Source document Start Marker

Mike Sherrer - Life After Vietnam

The following text was provided to Harvey Rientz by email on 18 August 2014 by Anita Sherrer. It is her portrayal of "...a thumbnail of Mike´s life after Vietnam."

Mike left the Army and Texas in 1976, spending a short interim time with friends in Panama City Beach, Florida, where he met Anita Griffis, before heading to Ft. Rucker, Alabama for M.O.I.in 1977 and she heading to Atlanta to train as a marketing representative for I.B.M.. They had a long distance relationship for several months and married in December of 1977. Mike finished M.O.I. and became an Instrument Flight Instructor, instructing in Hueys, for A.C.E., Aviation Contract Employees and Anita became an assistant marketing representative for I.B.M.

Mike began thinking of of how he and Anita could be together and he began to imagine having a store catering to Army Helicopter pilots. Most people he spoke with didn´t think his idea would be successful because¨, "Ärmy Helicopter Pilots are given all they need by the government". Mike held to his vision and Anita quit her job and moved to Daleville, Alabama. Mike found the perfect location and asked Anita to do whatever she had to do to get a lease. When she arrived home late that evening, with lease in hand, he questioned giving her those instructions and they laughed about that over the years. In fact, Anita was having such a wonderful conversation with the landlord, they both lost track of time.

In April 1980, Wings Aviator Shoppe was born and was an instant success, turning its inventory in a week !! Mike continued to work, after the store opened, but eventually quit his job as a flight instructor to work in the store full time In 1982 an arsonist set fire to the store and shortly thereafter, they moved to a very small location in a strip mall. In 1983, they built a 5,000sf retail store. Over the years, they expanded the 5,000 sf retail store to 11,000 sf branching out to mail order, wholesale and manufacturing with a work force of 35 team members. On the adjoining land, they built a rental office complex and their first tenants were Singer-Link, Sikorsky and Mc Donnell Douglas. In 1989, Anita was diagnosed with breast cancer and while she was recovering, they decided to sell the store. Dick Rowland purchased the business in 1990 and Mike and Anita retained the real estate and set off on their 39 foot trawler to go cruising and enjoy life.

Source document End Marker
Dataset records Start Marker

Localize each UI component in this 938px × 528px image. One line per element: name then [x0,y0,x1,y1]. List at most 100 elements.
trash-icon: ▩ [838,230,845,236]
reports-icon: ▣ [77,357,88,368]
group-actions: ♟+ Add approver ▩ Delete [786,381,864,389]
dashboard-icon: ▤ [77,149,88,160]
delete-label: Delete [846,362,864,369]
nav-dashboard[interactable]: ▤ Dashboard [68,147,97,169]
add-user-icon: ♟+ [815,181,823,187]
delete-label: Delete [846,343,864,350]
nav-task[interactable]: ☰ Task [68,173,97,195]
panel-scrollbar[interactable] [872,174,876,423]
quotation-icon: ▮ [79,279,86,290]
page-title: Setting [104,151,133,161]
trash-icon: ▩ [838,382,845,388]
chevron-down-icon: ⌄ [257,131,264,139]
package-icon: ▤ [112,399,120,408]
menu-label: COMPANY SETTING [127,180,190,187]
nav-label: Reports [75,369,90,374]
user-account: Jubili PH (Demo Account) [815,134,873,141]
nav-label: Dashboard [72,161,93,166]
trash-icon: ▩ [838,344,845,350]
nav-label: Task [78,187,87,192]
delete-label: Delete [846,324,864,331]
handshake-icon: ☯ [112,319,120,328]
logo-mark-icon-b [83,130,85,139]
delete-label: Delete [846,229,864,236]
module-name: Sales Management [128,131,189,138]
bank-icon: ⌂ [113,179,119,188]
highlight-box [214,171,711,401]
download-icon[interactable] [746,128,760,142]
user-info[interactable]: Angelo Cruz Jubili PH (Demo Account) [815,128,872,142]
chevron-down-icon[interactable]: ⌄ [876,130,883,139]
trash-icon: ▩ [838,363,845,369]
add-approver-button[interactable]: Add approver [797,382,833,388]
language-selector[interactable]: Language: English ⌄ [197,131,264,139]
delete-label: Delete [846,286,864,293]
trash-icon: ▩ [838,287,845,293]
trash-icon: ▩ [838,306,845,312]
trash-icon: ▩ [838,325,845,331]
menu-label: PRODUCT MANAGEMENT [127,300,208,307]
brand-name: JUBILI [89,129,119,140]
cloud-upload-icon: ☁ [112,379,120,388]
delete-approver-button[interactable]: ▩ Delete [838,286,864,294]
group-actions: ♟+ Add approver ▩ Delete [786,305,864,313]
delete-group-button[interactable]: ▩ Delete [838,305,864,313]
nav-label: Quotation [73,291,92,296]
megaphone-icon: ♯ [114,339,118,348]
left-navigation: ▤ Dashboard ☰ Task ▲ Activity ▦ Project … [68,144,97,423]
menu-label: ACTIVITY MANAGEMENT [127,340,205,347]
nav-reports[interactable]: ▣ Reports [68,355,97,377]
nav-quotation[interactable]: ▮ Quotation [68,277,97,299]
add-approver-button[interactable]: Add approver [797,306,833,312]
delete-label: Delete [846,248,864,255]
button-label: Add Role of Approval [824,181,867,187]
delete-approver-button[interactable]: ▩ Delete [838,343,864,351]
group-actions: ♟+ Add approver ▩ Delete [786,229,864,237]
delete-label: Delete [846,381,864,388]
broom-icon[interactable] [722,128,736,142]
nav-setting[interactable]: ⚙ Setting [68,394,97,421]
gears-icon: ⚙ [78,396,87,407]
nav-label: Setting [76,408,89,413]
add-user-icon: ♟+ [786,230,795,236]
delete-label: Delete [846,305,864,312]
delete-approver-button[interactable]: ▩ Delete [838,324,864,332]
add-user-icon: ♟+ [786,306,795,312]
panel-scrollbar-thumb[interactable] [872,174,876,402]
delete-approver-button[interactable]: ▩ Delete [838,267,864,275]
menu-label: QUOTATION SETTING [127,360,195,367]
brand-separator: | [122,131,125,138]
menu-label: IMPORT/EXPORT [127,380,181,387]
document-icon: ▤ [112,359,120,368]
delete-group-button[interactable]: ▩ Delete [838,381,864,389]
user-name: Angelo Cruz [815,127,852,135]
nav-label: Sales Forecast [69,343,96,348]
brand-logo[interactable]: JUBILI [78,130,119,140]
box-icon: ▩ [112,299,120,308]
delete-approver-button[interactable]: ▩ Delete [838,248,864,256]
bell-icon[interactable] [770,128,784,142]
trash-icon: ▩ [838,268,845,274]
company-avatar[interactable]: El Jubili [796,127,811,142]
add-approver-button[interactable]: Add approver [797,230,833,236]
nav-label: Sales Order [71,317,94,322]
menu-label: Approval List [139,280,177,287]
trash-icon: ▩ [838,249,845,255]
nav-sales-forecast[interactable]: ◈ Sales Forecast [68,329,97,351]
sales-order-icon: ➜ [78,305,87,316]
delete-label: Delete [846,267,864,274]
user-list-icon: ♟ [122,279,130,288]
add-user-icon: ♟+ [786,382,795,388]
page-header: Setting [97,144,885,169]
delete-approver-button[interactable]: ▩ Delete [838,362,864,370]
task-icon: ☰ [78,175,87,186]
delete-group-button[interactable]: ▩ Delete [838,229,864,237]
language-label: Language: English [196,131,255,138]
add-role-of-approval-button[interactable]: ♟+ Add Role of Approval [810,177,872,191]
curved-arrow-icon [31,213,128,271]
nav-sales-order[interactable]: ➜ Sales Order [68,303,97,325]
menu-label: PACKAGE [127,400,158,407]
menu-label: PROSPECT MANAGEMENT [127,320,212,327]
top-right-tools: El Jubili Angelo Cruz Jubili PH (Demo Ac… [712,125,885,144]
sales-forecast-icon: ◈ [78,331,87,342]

Dataset records End Marker

Task set >>
• 1. In the account of Mike Sherrer's life after Vietnam, who purchased Wings Aviator Shoppe in 1990?
• 2. Write what comes next in the account of Mike Sherrer's life after Vietnam, beginning after its last sentence.
None of the listing is needed for this work.

Answers for the exercise >>
• 1. Dick Rowland

• 2.
While cruising in South Florida, they escaped the crowded Intercostal waterway and anchored in a quiet cove. The next morning, they noticed someone shouting, from the shore, while throwing branches at their boat, allegedly to get their attention. At the time, they were unaware that it was a deputy with the Broward County Sheriff´s department. They were told it was a private anchorage, when in fact it was not. Mike had just read an article in Sounding's magazine regarding anchoring rights and he contacted the admiralty law attorney mentioned in the article. The incident sparked even more controversy concerning boater's anchoring rights. Several boating magazines picked up on the story, interviewing Mike regarding the incident. Over the years they were boarded on several occasions by a polite and courteous Coast Guard; however, this wouldn't be the last unpleasant encounter with a Sheriff's Department.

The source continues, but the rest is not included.